§ **Problem details**: Copy each line of the entries that contains the word "xlabel".

[Extracted data entries]
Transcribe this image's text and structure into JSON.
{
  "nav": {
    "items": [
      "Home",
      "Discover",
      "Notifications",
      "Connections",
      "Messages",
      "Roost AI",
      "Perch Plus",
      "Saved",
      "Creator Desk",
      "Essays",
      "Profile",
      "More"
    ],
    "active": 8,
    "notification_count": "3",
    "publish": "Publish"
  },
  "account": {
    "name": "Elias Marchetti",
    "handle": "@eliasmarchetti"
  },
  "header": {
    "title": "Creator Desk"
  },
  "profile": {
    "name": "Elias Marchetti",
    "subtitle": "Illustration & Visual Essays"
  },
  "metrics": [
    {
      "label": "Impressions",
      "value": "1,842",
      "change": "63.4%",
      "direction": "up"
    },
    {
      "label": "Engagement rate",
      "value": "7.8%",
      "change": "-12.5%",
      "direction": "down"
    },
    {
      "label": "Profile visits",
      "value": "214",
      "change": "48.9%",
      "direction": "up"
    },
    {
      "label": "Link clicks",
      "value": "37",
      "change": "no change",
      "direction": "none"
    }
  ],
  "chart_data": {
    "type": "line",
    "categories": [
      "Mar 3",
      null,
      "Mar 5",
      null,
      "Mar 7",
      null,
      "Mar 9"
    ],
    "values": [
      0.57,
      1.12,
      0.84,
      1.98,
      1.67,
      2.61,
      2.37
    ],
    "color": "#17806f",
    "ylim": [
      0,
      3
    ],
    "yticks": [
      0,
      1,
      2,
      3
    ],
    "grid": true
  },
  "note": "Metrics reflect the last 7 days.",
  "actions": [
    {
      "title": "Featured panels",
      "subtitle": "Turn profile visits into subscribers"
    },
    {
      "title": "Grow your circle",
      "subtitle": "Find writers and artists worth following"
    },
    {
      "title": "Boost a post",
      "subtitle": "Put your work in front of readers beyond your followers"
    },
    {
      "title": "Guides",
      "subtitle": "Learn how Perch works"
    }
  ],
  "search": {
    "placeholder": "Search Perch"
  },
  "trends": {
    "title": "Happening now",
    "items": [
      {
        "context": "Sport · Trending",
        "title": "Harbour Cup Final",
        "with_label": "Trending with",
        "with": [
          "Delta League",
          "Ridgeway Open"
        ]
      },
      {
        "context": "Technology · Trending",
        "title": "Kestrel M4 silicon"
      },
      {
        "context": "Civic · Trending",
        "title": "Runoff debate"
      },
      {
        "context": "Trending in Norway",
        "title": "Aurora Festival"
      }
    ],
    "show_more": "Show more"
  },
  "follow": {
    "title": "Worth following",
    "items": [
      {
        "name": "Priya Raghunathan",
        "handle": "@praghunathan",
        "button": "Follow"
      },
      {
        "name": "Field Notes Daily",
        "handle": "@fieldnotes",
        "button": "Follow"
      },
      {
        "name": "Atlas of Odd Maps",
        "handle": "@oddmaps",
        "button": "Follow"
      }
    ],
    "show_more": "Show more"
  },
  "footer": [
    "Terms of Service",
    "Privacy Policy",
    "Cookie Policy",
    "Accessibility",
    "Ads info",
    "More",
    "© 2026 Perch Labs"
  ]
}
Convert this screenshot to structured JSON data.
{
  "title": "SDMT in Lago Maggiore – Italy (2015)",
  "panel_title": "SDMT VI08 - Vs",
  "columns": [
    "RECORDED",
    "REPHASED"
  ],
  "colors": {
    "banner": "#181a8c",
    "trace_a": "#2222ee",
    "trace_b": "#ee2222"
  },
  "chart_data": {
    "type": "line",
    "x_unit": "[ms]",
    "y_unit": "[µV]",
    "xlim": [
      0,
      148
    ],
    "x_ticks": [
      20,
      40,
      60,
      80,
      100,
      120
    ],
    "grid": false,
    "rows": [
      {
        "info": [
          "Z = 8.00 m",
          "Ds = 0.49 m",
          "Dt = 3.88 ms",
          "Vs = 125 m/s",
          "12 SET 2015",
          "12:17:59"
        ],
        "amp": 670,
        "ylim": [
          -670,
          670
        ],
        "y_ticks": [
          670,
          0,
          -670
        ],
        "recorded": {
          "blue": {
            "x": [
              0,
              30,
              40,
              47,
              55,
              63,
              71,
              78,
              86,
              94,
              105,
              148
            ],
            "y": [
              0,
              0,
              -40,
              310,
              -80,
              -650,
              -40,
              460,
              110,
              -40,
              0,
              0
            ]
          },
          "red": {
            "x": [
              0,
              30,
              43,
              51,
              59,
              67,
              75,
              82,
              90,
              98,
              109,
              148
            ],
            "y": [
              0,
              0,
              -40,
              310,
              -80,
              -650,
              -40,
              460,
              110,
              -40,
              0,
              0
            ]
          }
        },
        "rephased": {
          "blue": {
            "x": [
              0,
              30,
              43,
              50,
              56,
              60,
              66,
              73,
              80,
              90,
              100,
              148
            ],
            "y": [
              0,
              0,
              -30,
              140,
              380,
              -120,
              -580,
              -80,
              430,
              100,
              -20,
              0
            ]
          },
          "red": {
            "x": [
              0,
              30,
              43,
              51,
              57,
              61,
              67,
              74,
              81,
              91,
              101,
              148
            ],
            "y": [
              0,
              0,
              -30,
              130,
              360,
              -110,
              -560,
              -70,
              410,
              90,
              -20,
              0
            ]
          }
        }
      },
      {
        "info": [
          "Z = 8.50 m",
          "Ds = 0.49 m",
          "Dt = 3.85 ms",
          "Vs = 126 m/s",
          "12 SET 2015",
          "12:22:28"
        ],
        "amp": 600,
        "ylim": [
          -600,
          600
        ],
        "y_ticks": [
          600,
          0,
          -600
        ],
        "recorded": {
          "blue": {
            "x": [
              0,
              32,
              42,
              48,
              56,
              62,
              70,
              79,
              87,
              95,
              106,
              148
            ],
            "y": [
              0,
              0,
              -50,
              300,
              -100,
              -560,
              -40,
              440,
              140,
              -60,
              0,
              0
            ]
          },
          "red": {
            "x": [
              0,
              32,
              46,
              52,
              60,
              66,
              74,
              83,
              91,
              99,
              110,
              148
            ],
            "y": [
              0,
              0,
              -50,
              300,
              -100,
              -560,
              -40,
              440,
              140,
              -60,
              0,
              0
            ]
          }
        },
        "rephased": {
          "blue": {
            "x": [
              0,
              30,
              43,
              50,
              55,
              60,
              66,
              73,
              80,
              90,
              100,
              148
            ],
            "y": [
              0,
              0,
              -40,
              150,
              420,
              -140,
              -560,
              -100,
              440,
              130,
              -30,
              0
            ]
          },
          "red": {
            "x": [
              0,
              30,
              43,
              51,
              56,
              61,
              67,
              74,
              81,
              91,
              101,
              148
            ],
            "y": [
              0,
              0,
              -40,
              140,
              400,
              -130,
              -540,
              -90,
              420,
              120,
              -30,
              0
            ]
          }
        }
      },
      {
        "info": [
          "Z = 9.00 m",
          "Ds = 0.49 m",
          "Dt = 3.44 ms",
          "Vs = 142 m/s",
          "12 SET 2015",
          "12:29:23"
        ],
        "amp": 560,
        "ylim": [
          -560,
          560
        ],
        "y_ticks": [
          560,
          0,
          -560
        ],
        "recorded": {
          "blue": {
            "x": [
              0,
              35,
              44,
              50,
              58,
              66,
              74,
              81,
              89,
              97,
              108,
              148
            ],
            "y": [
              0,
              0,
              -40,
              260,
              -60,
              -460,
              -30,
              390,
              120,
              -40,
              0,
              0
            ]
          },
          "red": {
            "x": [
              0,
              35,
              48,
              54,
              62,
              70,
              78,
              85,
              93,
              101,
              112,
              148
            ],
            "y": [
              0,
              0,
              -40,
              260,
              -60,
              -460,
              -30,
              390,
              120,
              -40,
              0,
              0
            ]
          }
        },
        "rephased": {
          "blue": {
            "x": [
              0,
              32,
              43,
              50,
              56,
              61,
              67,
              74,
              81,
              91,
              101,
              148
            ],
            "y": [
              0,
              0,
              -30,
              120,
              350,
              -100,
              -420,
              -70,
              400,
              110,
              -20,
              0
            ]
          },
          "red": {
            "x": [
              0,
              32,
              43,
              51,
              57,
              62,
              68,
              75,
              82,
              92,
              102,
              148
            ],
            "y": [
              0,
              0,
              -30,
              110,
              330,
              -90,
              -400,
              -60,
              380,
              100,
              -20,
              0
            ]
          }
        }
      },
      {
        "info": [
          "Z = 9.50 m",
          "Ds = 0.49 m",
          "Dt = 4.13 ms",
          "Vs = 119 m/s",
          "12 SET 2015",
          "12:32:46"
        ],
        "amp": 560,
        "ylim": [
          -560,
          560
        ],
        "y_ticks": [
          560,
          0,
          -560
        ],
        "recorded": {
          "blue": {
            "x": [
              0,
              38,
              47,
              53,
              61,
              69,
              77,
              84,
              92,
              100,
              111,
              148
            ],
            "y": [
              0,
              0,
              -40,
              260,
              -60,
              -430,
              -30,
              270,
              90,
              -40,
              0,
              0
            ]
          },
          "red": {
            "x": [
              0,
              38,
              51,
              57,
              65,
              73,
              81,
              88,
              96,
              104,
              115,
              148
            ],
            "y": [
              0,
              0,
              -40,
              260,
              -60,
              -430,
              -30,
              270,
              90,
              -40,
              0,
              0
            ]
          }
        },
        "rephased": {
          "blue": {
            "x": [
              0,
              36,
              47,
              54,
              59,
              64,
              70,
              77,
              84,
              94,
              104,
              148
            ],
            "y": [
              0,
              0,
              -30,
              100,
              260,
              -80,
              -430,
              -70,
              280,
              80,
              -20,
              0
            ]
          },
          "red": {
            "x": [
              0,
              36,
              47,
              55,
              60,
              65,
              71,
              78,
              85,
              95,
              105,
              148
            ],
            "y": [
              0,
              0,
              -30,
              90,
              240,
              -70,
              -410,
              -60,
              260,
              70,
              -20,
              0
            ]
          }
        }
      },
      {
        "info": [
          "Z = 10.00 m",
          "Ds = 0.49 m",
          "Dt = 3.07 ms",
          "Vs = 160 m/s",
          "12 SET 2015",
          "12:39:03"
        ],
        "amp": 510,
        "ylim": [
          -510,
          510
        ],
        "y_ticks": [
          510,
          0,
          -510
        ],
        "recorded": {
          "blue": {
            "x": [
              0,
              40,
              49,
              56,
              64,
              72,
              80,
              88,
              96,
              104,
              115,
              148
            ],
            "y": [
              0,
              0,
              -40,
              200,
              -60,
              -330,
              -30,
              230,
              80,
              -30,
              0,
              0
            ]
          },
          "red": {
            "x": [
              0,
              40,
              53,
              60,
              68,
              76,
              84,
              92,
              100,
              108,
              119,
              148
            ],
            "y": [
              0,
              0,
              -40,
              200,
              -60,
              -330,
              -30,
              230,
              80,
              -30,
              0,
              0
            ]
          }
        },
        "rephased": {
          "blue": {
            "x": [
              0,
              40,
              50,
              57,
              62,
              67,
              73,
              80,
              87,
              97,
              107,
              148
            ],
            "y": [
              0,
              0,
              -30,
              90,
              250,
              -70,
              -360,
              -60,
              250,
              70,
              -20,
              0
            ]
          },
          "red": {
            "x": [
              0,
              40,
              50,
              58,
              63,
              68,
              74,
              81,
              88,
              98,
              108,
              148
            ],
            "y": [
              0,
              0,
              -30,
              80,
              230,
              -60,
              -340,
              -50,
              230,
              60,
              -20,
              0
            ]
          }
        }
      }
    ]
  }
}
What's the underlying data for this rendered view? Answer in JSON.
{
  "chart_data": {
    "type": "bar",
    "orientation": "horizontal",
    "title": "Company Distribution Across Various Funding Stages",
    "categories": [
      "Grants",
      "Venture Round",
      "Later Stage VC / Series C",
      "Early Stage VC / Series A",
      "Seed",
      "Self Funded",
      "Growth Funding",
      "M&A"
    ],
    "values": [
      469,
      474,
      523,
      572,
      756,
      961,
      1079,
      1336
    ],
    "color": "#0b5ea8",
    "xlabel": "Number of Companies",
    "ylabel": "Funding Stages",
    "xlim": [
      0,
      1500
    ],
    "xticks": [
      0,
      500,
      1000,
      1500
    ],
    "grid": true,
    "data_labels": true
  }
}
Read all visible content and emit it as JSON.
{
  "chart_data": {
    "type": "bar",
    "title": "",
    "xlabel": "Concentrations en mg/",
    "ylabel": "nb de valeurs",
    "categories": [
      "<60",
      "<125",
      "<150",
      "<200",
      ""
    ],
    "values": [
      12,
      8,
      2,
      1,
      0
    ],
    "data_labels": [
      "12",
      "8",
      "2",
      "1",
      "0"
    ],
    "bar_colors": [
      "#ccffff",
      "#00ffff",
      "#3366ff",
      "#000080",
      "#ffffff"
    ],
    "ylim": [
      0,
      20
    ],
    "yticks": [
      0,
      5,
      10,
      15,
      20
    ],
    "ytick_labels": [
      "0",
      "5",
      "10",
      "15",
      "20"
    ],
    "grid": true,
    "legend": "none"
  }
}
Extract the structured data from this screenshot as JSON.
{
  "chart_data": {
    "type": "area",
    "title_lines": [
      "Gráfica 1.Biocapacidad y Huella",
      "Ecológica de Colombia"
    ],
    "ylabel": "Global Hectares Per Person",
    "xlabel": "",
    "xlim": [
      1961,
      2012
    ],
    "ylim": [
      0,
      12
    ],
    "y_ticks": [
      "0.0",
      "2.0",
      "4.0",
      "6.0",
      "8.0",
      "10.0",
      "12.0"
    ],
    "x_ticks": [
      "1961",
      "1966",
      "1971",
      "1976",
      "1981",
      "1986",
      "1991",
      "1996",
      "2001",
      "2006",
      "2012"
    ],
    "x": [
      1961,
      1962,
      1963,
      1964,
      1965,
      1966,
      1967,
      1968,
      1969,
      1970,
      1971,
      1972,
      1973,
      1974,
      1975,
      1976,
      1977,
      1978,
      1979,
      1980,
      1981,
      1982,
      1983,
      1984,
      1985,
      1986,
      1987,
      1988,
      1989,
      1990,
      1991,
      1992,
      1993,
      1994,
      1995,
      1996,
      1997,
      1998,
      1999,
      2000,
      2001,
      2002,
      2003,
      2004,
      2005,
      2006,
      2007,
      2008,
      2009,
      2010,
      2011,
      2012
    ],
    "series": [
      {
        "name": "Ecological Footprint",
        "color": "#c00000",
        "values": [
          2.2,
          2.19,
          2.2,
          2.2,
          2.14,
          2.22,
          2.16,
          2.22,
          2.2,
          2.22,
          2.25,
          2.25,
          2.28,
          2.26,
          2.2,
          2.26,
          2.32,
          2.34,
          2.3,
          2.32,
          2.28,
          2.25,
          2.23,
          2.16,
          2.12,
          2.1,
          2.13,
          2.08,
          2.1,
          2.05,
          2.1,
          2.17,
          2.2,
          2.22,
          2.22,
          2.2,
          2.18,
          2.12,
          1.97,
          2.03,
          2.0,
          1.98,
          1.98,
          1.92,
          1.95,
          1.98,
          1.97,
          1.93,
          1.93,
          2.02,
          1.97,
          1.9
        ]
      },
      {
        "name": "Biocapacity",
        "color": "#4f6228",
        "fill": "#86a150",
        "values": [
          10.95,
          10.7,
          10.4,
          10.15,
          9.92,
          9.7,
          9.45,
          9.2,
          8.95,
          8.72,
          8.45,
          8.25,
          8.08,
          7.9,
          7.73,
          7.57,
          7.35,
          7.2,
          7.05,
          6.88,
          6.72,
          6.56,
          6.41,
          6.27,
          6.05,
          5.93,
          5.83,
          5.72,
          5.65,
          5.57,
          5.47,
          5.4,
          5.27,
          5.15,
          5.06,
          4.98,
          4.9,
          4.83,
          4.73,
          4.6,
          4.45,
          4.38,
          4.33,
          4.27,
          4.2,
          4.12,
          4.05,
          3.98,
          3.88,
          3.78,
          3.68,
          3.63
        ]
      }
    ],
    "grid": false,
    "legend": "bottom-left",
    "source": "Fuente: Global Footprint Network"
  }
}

§ **Response**:
    "xlabel": "Number of Companies",
    "xlabel": "Concentrations en mg/",
    "xlabel": "",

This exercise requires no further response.